▶ **EXERCISE DETAILS**
Reproduce all the entries precisely.

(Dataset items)
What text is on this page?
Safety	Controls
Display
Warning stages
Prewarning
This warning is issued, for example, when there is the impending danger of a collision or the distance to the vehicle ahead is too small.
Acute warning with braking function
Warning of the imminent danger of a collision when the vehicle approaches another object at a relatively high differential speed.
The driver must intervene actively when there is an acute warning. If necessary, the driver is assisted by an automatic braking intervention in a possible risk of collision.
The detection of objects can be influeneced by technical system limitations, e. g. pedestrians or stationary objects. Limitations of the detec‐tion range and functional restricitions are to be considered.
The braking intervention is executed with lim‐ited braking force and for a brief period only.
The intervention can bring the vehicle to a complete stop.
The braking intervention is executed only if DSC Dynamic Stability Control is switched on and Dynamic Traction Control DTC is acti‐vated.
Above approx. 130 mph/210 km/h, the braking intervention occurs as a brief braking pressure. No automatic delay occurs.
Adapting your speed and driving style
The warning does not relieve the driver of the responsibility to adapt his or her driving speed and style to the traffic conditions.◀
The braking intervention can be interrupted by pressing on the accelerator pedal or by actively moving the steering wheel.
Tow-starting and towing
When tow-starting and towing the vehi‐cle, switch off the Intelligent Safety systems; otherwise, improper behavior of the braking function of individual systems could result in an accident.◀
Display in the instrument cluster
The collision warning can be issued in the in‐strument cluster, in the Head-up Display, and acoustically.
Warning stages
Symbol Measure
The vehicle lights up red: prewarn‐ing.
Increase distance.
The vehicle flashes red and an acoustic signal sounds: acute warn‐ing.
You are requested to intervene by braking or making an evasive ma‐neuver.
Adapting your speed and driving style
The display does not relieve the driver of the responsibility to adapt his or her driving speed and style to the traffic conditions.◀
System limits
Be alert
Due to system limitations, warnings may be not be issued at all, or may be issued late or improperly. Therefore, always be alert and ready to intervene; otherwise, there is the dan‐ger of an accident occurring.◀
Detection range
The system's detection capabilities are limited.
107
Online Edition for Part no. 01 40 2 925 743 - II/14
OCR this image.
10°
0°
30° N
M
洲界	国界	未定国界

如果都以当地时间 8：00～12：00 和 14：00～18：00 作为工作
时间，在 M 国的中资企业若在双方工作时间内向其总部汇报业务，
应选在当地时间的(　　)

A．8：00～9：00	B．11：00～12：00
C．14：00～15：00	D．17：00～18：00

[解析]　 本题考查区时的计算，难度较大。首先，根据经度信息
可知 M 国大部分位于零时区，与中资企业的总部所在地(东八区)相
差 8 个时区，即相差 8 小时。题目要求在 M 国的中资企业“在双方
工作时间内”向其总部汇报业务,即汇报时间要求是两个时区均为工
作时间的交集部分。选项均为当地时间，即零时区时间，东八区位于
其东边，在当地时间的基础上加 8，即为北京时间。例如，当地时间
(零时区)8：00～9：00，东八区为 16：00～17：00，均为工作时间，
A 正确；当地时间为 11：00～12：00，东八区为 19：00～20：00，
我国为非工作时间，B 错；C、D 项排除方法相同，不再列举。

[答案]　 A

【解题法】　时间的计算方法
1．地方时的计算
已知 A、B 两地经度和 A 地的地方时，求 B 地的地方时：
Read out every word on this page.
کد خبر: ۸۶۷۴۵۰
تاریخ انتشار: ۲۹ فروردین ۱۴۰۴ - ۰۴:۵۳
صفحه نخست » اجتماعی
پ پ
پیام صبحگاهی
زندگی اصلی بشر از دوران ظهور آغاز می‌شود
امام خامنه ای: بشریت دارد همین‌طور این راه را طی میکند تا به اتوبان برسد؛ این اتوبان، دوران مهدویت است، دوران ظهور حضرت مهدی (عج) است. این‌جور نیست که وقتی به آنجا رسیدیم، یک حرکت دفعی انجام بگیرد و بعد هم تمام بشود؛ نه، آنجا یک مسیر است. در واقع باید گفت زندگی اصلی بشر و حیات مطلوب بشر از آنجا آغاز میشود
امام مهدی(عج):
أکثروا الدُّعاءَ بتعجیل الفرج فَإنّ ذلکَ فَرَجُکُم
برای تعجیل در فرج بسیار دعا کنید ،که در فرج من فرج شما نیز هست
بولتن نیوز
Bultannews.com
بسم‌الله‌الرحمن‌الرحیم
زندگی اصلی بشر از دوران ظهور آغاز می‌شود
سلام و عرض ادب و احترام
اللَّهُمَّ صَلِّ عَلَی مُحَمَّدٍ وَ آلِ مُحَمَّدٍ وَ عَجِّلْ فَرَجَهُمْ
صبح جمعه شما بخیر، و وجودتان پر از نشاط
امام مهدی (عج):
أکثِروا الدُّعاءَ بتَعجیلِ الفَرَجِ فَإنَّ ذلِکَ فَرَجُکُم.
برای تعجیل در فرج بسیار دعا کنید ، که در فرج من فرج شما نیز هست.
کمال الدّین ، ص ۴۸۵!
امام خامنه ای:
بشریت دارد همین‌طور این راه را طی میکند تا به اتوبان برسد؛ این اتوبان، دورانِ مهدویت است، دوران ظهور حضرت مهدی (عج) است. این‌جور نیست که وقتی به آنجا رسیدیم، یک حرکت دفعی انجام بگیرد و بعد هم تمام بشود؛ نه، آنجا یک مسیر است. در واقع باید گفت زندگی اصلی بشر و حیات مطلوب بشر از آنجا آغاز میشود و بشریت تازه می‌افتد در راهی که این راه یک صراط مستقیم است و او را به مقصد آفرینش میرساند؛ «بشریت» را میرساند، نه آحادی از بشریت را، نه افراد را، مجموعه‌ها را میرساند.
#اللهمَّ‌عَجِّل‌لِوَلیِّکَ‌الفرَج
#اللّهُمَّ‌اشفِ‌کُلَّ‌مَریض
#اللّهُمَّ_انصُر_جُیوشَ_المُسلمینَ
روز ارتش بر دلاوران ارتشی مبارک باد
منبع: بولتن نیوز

▶ **RESPONSE TO THIS EXERCISE**
What text is on this page?
Safety	Controls
Display
Warning stages
Prewarning
This warning is issued, for example, when there is the impending danger of a collision or the distance to the vehicle ahead is too small.
Acute warning with braking function
Warning of the imminent danger of a collision when the vehicle approaches another object at a relatively high differential speed.
The driver must intervene actively when there is an acute warning. If necessary, the driver is assisted by an automatic braking intervention in a possible risk of collision.
The detection of objects can be influeneced by technical system limitations, e. g. pedestrians or stationary objects. Limitations of the detec‐tion range and functional restricitions are to be considered.
The braking intervention is executed with lim‐ited braking force and for a brief period only.
The intervention can bring the vehicle to a complete stop.
The braking intervention is executed only if DSC Dynamic Stability Control is switched on and Dynamic Traction Control DTC is acti‐vated.
Above approx. 130 mph/210 km/h, the braking intervention occurs as a brief braking pressure. No automatic delay occurs.
Adapting your speed and driving style
The warning does not relieve the driver of the responsibility to adapt his or her driving speed and style to the traffic conditions.◀
The braking intervention can be interrupted by pressing on the accelerator pedal or by actively moving the steering wheel.
Tow-starting and towing
When tow-starting and towing the vehi‐cle, switch off the Intelligent Safety systems; otherwise, improper behavior of the braking function of individual systems could result in an accident.◀
Display in the instrument cluster
The collision warning can be issued in the in‐strument cluster, in the Head-up Display, and acoustically.
Warning stages
Symbol Measure
The vehicle lights up red: prewarn‐ing.
Increase distance.
The vehicle flashes red and an acoustic signal sounds: acute warn‐ing.
You are requested to intervene by braking or making an evasive ma‐neuver.
Adapting your speed and driving style
The display does not relieve the driver of the responsibility to adapt his or her driving speed and style to the traffic conditions.◀
System limits
Be alert
Due to system limitations, warnings may be not be issued at all, or may be issued late or improperly. Therefore, always be alert and ready to intervene; otherwise, there is the dan‐ger of an accident occurring.◀
Detection range
The system's detection capabilities are limited.
107
Online Edition for Part no. 01 40 2 925 743 - II/14
OCR this image.
10°
0°
30° N
M
洲界	国界	未定国界

如果都以当地时间 8：00～12：00 和 14：00～18：00 作为工作
时间，在 M 国的中资企业若在双方工作时间内向其总部汇报业务，
应选在当地时间的(　　)

A．8：00～9：00	B．11：00～12：00
C．14：00～15：00	D．17：00～18：00

[解析]　 本题考查区时的计算，难度较大。首先，根据经度信息
可知 M 国大部分位于零时区，与中资企业的总部所在地(东八区)相
差 8 个时区，即相差 8 小时。题目要求在 M 国的中资企业“在双方
工作时间内”向其总部汇报业务,即汇报时间要求是两个时区均为工
作时间的交集部分。选项均为当地时间，即零时区时间，东八区位于
其东边，在当地时间的基础上加 8，即为北京时间。例如，当地时间
(零时区)8：00～9：00，东八区为 16：00～17：00，均为工作时间，
A 正确；当地时间为 11：00～12：00，东八区为 19：00～20：00，
我国为非工作时间，B 错；C、D 项排除方法相同，不再列举。

[答案]　 A

【解题法】　时间的计算方法
1．地方时的计算
已知 A、B 两地经度和 A 地的地方时，求 B 地的地方时：
Read out every word on this page.
کد خبر: ۸۶۷۴۵۰
تاریخ انتشار: ۲۹ فروردین ۱۴۰۴ - ۰۴:۵۳
صفحه نخست » اجتماعی
پ پ
پیام صبحگاهی
زندگی اصلی بشر از دوران ظهور آغاز می‌شود
امام خامنه ای: بشریت دارد همین‌طور این راه را طی میکند تا به اتوبان برسد؛ این اتوبان، دوران مهدویت است، دوران ظهور حضرت مهدی (عج) است. این‌جور نیست که وقتی به آنجا رسیدیم، یک حرکت دفعی انجام بگیرد و بعد هم تمام بشود؛ نه، آنجا یک مسیر است. در واقع باید گفت زندگی اصلی بشر و حیات مطلوب بشر از آنجا آغاز میشود
امام مهدی(عج):
أکثروا الدُّعاءَ بتعجیل الفرج فَإنّ ذلکَ فَرَجُکُم
برای تعجیل در فرج بسیار دعا کنید ،که در فرج من فرج شما نیز هست
بولتن نیوز
Bultannews.com
بسم‌الله‌الرحمن‌الرحیم
زندگی اصلی بشر از دوران ظهور آغاز می‌شود
سلام و عرض ادب و احترام
اللَّهُمَّ صَلِّ عَلَی مُحَمَّدٍ وَ آلِ مُحَمَّدٍ وَ عَجِّلْ فَرَجَهُمْ
صبح جمعه شما بخیر، و وجودتان پر از نشاط
امام مهدی (عج):
أکثِروا الدُّعاءَ بتَعجیلِ الفَرَجِ فَإنَّ ذلِکَ فَرَجُکُم.
برای تعجیل در فرج بسیار دعا کنید ، که در فرج من فرج شما نیز هست.
کمال الدّین ، ص ۴۸۵!
امام خامنه ای:
بشریت دارد همین‌طور این راه را طی میکند تا به اتوبان برسد؛ این اتوبان، دورانِ مهدویت است، دوران ظهور حضرت مهدی (عج) است. این‌جور نیست که وقتی به آنجا رسیدیم، یک حرکت دفعی انجام بگیرد و بعد هم تمام بشود؛ نه، آنجا یک مسیر است. در واقع باید گفت زندگی اصلی بشر و حیات مطلوب بشر از آنجا آغاز میشود و بشریت تازه می‌افتد در راهی که این راه یک صراط مستقیم است و او را به مقصد آفرینش میرساند؛ «بشریت» را میرساند، نه آحادی از بشریت را، نه افراد را، مجموعه‌ها را میرساند.
#اللهمَّ‌عَجِّل‌لِوَلیِّکَ‌الفرَج
#اللّهُمَّ‌اشفِ‌کُلَّ‌مَریض
#اللّهُمَّ_انصُر_جُیوشَ_المُسلمینَ
روز ارتش بر دلاوران ارتشی مبارک باد
منبع: بولتن نیوز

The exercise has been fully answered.